[begin RECORDS FOR THE TASK]
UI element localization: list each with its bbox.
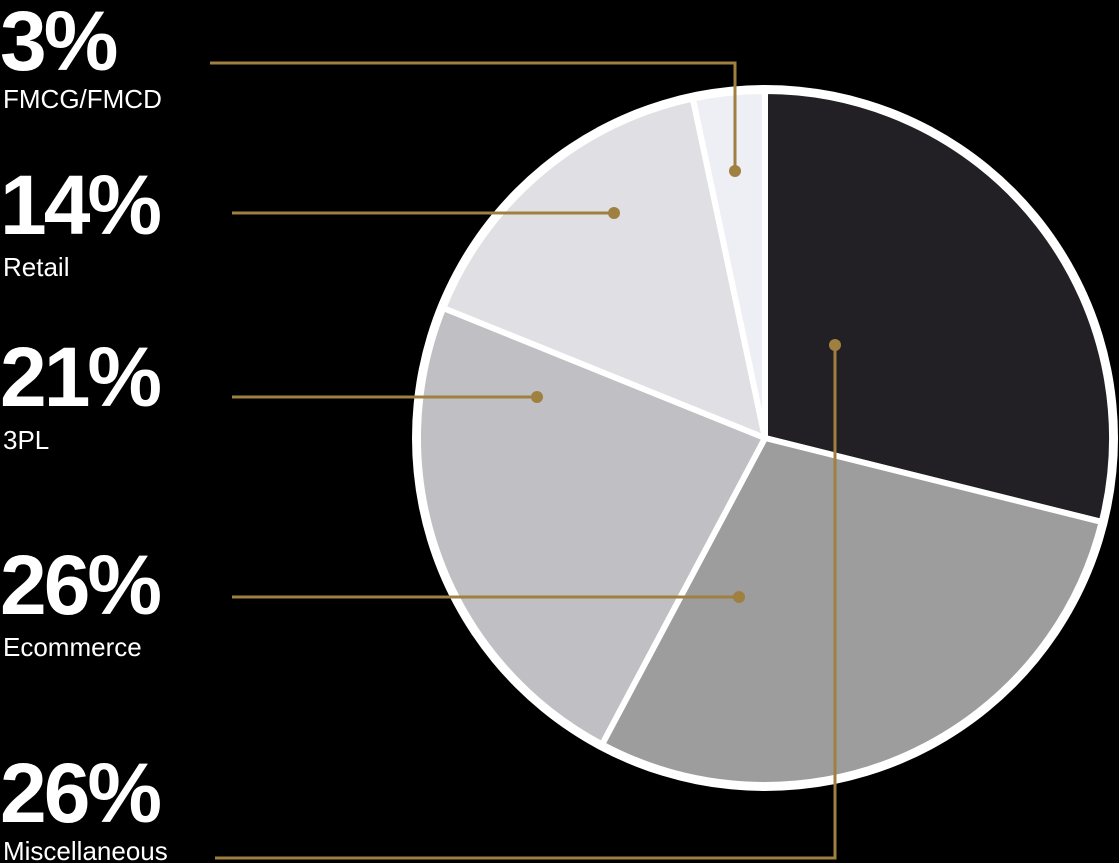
category-label: Miscellaneous <box>3 836 168 863</box>
leader-dot <box>729 165 741 177</box>
pie-slice <box>599 435 1105 788</box>
pie-slice <box>440 95 768 441</box>
category-label: Retail <box>3 252 69 282</box>
category-label: 3PL <box>3 425 49 455</box>
leader-line <box>215 345 837 860</box>
leader-line <box>210 61 737 171</box>
leader-dot <box>608 207 620 219</box>
leader-dot <box>733 591 745 603</box>
pie-slice <box>415 305 768 748</box>
category-label: Ecommerce <box>3 632 142 662</box>
category-label: FMCG/FMCD <box>3 84 162 114</box>
value-label: 14% <box>0 158 160 252</box>
value-label: 26% <box>0 538 160 632</box>
value-label: 26% <box>0 746 160 840</box>
pie-slice <box>762 88 1115 525</box>
pie-slice <box>689 88 768 441</box>
leader-dot <box>531 391 543 403</box>
value-label: 3% <box>0 0 117 88</box>
leader-dot <box>829 339 841 351</box>
value-label: 21% <box>0 330 160 424</box>
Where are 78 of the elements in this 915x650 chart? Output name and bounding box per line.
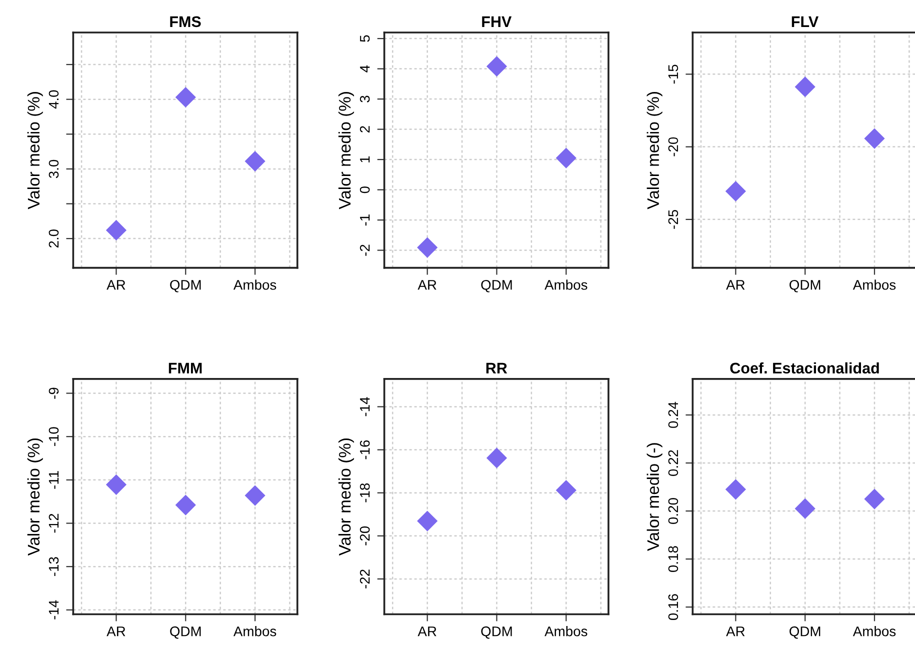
[end RECORDS FOR THE TASK]
SET PROBLEM: Give every line of the records above as a numbered list, leaving out blank lines and the pictures.

OUTPUT FOR THIS EXERCISE:
1. UI element localization: list each with its bbox.
2. category-label: Miscellaneous <box>3 836 168 863</box>
3. leader-dot <box>729 165 741 177</box>
4. pie-slice <box>599 435 1105 788</box>
5. pie-slice <box>440 95 768 441</box>
6. category-label: Retail <box>3 252 69 282</box>
7. category-label: 3PL <box>3 425 49 455</box>
8. leader-line <box>215 345 837 860</box>
9. leader-line <box>210 61 737 171</box>
10. leader-dot <box>608 207 620 219</box>
11. leader-dot <box>733 591 745 603</box>
12. pie-slice <box>415 305 768 748</box>
13. category-label: Ecommerce <box>3 632 142 662</box>
14. category-label: FMCG/FMCD <box>3 84 162 114</box>
15. value-label: 14% <box>0 158 160 252</box>
16. value-label: 26% <box>0 538 160 632</box>
17. value-label: 26% <box>0 746 160 840</box>
18. pie-slice <box>762 88 1115 525</box>
19. pie-slice <box>689 88 768 441</box>
20. leader-dot <box>531 391 543 403</box>
21. value-label: 3% <box>0 0 117 88</box>
22. leader-dot <box>829 339 841 351</box>
23. value-label: 21% <box>0 330 160 424</box>
24. Where are 78 of the elements in this 915x650 chart? Output name and bounding box per line.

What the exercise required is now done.